- _Task requirements_:
Gather every line below where "Bagian" appears.

- _Records_:
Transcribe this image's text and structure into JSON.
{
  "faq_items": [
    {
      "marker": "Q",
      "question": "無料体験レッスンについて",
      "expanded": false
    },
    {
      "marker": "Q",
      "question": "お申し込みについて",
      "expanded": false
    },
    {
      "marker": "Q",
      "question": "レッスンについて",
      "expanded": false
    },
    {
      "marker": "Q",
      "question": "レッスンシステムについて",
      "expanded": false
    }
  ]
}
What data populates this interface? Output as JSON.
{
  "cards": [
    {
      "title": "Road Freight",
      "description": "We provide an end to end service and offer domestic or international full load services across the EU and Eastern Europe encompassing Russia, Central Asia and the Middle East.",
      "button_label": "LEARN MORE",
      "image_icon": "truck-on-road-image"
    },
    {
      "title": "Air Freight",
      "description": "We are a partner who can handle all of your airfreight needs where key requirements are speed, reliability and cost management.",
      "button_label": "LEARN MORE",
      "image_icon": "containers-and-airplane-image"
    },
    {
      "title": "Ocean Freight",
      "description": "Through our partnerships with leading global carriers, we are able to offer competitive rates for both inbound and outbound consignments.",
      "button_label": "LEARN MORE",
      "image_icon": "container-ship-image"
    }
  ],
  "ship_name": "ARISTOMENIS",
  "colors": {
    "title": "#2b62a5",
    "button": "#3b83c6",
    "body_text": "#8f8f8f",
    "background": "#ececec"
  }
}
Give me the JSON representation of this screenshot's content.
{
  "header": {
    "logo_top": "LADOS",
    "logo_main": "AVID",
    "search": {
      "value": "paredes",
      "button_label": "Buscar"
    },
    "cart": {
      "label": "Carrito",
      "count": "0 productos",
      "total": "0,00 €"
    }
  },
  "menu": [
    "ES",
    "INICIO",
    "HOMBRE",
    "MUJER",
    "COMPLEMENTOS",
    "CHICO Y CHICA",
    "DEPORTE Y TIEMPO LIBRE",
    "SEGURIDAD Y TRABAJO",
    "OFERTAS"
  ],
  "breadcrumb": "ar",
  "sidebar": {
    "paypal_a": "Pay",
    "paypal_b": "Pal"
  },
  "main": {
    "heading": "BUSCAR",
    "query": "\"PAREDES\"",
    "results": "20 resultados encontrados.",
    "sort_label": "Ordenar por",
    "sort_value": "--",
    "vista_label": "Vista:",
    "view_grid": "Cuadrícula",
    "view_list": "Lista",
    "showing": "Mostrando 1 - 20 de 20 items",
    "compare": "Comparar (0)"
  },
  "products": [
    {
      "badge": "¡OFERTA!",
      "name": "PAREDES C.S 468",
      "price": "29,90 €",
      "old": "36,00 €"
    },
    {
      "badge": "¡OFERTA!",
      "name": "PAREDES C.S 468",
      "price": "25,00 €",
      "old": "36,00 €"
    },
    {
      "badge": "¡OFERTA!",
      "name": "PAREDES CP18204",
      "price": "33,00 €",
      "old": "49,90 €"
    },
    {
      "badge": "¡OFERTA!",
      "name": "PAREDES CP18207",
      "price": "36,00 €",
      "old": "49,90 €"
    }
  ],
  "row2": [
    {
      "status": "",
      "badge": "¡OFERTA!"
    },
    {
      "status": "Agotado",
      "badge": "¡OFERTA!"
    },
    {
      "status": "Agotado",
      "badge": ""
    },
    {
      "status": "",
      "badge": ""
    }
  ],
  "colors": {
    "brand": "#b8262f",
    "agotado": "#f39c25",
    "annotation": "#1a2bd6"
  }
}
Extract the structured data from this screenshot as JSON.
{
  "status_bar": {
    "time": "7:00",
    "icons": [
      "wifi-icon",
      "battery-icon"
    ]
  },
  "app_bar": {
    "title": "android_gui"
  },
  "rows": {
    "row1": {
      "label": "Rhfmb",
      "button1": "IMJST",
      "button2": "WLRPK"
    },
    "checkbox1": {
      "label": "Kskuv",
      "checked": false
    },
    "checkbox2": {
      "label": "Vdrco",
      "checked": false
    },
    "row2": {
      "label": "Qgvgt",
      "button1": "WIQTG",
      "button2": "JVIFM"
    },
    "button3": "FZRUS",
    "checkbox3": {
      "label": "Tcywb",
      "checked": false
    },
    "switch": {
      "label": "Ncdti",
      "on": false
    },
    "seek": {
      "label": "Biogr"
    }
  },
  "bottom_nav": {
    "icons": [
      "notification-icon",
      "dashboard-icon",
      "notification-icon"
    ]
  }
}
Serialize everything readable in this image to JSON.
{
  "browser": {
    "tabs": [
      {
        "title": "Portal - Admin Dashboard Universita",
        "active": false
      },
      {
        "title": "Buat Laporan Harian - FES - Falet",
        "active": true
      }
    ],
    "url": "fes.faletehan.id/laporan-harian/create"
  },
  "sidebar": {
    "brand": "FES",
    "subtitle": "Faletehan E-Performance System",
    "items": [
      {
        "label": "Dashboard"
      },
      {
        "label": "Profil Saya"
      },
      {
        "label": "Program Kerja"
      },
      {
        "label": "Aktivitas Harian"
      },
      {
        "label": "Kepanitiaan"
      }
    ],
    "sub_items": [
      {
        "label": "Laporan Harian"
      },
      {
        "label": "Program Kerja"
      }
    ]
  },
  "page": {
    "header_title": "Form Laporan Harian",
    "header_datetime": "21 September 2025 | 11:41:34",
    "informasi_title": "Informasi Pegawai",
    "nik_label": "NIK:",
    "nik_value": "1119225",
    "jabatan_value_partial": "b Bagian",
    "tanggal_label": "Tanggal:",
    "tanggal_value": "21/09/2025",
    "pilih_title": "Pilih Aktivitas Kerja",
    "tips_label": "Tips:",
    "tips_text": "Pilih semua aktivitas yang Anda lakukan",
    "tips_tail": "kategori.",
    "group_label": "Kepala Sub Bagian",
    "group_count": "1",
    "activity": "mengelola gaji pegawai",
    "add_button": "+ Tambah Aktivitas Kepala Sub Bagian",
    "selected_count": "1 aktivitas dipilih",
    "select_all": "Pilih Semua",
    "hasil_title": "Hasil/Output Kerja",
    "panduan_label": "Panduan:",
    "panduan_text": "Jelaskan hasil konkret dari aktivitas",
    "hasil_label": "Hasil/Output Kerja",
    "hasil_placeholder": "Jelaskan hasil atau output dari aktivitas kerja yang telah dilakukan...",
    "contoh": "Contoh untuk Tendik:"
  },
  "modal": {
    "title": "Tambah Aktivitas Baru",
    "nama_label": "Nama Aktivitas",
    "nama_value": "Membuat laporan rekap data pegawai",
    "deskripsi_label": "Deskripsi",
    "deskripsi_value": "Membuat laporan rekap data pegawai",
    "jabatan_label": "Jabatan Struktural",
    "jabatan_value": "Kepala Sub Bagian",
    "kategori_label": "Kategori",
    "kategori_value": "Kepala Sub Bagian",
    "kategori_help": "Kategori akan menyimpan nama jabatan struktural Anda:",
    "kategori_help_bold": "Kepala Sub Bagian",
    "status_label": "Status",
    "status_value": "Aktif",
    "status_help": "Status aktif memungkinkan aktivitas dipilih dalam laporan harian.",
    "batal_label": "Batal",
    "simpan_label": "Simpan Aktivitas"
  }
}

- _Response to this exercise_:
    "jabatan_value_partial": "b Bagian",
    "group_label": "Kepala Sub Bagian",
    "add_button": "+ Tambah Aktivitas Kepala Sub Bagian",
    "jabatan_value": "Kepala Sub Bagian",
    "kategori_value": "Kepala Sub Bagian",
    "kategori_help_bold": "Kepala Sub Bagian",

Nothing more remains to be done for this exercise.